» PASSAGE PROVIDED:

This is grim news, he was a man among mice

Ben Dot (1977), Tuesday, 26 October 2004 21:25 (twenty-one years ago)

The ILE thread is quite a bit longer than this one ... here it is, linked for future reference, since I'm sure people will want to search both in the future:
John Peel RIP

I'm listening (via R1 stream) to the Peel tribute show. It's great, they're playing everything from faves I know and love ("Love Will Tear Us Apart", "Chime") to things I hadn't heard about before today's threads (The Damned's "Cars" "cover", Laura Cantrell). They've just played PJ Harvey and SFA back-to-back. This is great fun, albeit bittersweet fun, of course :(

MindInRewind (Barry Bruner), Tuesday, 26 October 2004 22:19 (twenty-one years ago)

shit- this is horrible news.. as soon as I heard I realised how much good music id heard through him...bad day

squirrelbait (squirrelbait), Tuesday, 26 October 2004 22:24 (twenty-one years ago)

John Peel's show was where I first heard so much of the music that changed my life. He DJed once at our uni when I was a wee student - he played "Rebel Without A Pause" for me. Me and Mrs vague have been in shock today on hearing of John's death. There will never, ever be another DJ who comes close to matching what he has achieved.

noodle vague (noodle vague), Tuesday, 26 October 2004 22:25 (twenty-one years ago)

I was completely stopped in my tracks when I heard this, watching Newsnight; just not right that he shouldn't be around any more... feels like a great chunk of my past has just been frozen, packed away. He has left too soon. :(

A major loss to British broadcasting, and it does feel personal: he did so much to get me into alternative music of all sorts, and importantly did it in an avuncular, laconic way.

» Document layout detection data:
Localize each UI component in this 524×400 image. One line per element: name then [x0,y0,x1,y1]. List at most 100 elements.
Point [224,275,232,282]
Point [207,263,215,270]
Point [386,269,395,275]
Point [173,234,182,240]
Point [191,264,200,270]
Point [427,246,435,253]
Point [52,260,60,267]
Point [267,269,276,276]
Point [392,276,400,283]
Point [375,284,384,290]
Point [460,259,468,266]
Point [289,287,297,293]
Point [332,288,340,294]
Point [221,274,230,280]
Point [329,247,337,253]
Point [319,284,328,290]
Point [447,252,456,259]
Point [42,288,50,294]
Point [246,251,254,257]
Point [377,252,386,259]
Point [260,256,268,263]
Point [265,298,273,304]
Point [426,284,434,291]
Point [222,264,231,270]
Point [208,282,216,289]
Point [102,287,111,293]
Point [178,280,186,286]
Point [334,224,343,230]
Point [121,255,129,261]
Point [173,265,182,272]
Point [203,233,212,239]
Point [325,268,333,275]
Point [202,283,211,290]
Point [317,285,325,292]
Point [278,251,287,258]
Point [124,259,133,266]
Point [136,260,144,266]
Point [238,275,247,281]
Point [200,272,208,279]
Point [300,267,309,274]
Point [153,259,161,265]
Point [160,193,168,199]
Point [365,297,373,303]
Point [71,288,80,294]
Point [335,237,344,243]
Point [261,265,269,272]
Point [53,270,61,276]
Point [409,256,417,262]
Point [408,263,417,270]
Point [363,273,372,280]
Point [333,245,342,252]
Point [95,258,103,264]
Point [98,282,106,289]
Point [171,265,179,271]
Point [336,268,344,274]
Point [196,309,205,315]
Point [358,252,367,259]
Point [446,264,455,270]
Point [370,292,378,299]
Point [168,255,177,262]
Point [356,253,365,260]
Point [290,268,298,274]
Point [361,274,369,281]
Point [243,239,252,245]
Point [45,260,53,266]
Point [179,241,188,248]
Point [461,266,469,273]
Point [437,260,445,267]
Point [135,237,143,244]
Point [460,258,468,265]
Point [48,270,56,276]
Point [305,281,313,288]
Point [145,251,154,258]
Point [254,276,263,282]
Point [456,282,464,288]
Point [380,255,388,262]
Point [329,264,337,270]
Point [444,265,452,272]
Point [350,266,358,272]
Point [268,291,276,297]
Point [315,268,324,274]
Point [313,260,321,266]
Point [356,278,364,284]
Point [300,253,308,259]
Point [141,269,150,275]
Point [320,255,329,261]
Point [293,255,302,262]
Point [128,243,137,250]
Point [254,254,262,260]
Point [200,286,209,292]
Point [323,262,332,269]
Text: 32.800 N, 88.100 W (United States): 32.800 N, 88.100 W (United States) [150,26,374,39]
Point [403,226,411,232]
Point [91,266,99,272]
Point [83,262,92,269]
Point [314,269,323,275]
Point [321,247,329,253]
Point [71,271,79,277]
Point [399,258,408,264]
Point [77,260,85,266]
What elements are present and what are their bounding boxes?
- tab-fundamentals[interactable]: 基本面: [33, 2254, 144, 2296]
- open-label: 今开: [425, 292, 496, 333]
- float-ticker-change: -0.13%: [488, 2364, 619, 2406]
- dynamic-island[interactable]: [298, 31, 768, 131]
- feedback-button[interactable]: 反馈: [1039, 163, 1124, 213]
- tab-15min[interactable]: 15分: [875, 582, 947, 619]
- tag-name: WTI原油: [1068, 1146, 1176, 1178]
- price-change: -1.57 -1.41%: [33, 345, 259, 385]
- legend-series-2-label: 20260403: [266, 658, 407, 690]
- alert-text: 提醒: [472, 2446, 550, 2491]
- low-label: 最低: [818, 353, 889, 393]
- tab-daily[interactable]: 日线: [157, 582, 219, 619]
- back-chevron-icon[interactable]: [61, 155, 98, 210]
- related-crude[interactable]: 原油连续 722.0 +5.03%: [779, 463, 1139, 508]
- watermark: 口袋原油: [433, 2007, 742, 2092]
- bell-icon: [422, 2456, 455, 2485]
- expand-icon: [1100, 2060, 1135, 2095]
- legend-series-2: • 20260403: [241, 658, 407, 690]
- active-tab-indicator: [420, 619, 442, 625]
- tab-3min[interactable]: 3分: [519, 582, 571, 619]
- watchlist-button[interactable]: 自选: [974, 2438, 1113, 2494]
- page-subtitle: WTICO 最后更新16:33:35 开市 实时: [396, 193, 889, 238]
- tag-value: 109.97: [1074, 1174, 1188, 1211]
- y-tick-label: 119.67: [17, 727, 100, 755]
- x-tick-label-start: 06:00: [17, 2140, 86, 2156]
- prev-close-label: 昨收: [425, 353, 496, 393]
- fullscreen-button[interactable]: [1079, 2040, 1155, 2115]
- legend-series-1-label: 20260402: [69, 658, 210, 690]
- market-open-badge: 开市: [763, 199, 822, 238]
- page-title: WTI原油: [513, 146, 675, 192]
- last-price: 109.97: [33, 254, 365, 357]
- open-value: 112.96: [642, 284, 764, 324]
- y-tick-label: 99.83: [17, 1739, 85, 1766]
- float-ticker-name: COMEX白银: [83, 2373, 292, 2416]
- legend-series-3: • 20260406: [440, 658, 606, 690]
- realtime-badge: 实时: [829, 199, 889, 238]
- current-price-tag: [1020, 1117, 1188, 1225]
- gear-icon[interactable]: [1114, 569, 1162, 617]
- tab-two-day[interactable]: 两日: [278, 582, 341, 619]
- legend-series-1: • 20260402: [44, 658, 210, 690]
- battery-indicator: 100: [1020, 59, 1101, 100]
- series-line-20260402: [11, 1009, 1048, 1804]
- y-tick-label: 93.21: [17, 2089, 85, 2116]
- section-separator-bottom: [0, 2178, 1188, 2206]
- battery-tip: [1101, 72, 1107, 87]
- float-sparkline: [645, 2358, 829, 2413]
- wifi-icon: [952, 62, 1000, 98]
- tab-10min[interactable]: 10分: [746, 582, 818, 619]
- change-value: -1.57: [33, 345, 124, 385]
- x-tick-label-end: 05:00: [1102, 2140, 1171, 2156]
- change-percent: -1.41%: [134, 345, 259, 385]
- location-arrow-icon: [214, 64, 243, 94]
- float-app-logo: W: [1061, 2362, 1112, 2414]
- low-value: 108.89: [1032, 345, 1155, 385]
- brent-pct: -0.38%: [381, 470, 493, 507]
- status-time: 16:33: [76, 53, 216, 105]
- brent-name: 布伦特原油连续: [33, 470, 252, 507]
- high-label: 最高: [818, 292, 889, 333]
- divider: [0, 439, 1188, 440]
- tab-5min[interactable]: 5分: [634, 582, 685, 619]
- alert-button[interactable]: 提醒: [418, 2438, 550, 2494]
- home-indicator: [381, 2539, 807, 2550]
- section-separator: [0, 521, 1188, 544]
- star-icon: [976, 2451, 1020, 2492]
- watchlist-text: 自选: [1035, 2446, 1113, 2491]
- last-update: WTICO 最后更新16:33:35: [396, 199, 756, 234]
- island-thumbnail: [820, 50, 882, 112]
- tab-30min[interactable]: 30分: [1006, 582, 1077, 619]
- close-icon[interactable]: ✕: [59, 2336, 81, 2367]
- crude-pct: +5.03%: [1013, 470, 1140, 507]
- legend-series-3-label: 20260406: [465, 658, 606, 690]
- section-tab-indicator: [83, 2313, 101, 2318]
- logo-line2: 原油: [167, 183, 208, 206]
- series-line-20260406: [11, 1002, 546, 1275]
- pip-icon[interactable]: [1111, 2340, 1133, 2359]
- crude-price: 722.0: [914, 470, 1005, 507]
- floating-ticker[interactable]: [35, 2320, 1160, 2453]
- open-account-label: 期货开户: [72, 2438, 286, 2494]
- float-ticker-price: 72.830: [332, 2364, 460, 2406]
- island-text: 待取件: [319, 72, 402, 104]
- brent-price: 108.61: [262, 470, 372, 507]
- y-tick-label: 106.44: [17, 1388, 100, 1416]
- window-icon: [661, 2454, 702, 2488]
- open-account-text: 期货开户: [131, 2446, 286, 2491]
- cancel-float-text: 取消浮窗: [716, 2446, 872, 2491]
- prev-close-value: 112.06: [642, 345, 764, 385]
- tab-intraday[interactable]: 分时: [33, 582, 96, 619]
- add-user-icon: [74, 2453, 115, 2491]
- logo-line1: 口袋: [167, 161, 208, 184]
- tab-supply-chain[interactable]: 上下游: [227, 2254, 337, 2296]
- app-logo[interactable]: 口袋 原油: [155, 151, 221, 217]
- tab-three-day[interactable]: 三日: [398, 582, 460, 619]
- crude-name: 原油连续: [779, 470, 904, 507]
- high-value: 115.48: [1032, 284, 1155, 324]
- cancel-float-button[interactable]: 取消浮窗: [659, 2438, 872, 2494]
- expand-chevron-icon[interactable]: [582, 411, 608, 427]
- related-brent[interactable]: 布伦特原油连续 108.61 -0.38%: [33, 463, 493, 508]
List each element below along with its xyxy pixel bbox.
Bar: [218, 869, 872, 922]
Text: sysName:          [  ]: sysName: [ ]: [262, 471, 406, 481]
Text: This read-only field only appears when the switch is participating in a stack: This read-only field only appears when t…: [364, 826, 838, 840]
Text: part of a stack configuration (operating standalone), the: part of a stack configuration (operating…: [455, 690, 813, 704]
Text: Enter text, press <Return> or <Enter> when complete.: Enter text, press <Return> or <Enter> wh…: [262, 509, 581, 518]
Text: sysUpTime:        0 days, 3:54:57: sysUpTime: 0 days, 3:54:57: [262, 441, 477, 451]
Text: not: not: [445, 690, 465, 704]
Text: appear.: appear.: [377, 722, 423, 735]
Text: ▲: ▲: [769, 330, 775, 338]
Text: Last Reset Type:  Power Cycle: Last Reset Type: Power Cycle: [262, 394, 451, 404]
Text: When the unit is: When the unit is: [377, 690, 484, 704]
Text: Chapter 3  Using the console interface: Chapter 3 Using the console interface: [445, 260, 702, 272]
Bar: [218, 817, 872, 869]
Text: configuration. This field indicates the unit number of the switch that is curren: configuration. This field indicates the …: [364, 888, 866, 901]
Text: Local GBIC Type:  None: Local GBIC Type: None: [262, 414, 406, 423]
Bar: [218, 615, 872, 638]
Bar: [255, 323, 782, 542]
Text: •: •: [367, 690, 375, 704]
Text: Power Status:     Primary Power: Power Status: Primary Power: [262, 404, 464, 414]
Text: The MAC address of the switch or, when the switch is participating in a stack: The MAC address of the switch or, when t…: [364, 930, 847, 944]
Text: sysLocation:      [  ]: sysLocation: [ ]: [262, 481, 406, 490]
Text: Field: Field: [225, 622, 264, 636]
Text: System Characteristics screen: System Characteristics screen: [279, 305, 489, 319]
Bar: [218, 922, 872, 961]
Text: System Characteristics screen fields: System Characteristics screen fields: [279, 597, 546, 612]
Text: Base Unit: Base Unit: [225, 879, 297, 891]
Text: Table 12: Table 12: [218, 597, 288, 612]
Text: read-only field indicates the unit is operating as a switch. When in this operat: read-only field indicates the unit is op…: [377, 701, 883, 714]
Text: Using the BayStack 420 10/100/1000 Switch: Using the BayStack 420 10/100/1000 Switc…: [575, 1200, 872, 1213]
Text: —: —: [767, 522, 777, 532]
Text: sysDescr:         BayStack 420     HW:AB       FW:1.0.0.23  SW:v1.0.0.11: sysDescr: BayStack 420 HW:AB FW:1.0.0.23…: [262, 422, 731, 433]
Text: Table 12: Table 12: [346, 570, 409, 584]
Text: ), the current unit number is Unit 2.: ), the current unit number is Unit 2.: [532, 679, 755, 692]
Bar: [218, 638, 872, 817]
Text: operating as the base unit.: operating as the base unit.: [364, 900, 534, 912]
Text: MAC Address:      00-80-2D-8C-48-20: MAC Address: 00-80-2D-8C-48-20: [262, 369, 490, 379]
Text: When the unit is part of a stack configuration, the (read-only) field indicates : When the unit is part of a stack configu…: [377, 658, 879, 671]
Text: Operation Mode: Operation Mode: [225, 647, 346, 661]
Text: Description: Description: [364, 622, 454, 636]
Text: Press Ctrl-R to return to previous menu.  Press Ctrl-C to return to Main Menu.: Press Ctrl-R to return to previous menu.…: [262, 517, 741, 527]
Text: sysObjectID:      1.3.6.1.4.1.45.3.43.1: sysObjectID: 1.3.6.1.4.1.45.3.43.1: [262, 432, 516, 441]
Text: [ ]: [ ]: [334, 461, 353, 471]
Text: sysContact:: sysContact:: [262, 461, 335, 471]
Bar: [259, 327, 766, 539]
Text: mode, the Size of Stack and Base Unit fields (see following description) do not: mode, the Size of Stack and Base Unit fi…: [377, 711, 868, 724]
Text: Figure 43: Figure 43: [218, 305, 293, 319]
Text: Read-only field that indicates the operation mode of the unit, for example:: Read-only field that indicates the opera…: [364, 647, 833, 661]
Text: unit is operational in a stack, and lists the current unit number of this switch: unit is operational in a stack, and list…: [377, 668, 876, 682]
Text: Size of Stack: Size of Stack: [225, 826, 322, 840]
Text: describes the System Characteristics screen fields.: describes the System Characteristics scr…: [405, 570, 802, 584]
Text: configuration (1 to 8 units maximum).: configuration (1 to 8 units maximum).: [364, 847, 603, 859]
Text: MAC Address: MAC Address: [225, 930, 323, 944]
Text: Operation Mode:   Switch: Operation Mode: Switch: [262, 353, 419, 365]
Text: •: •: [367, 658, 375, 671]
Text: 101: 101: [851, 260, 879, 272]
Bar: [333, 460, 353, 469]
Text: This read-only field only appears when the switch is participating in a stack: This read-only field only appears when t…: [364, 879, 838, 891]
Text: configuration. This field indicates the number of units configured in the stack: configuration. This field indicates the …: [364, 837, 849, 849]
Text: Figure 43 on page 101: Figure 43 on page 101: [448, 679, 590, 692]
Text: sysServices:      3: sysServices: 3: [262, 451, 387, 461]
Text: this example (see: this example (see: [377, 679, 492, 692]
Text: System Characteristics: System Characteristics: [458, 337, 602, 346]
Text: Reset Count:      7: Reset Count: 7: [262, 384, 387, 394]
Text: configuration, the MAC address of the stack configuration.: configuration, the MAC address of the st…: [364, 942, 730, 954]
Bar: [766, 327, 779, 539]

» ASSIGNED TASK:
Using the forum thread about John Peel, decide whether each statement agrees with it: (a) one poster was listening to the Peel tribute show through an R1 stream; (b) a poster says Peel, DJing at their university, played "Love Will Tear Us Apart" for them; (c) one poster heard the news while watching Newsnight. Answer yes or no for each and quote the words of the thread that decide it.

» EXERCISE RESULT:
(a) Yes: "I'm listening (via R1 stream) to the Peel tribute show."
(b) No: "He DJed once at our uni when I was a wee student - he played "Rebel Without A Pause" for me."
(c) Yes: "I was completely stopped in my tracks when I heard this, watching Newsnight"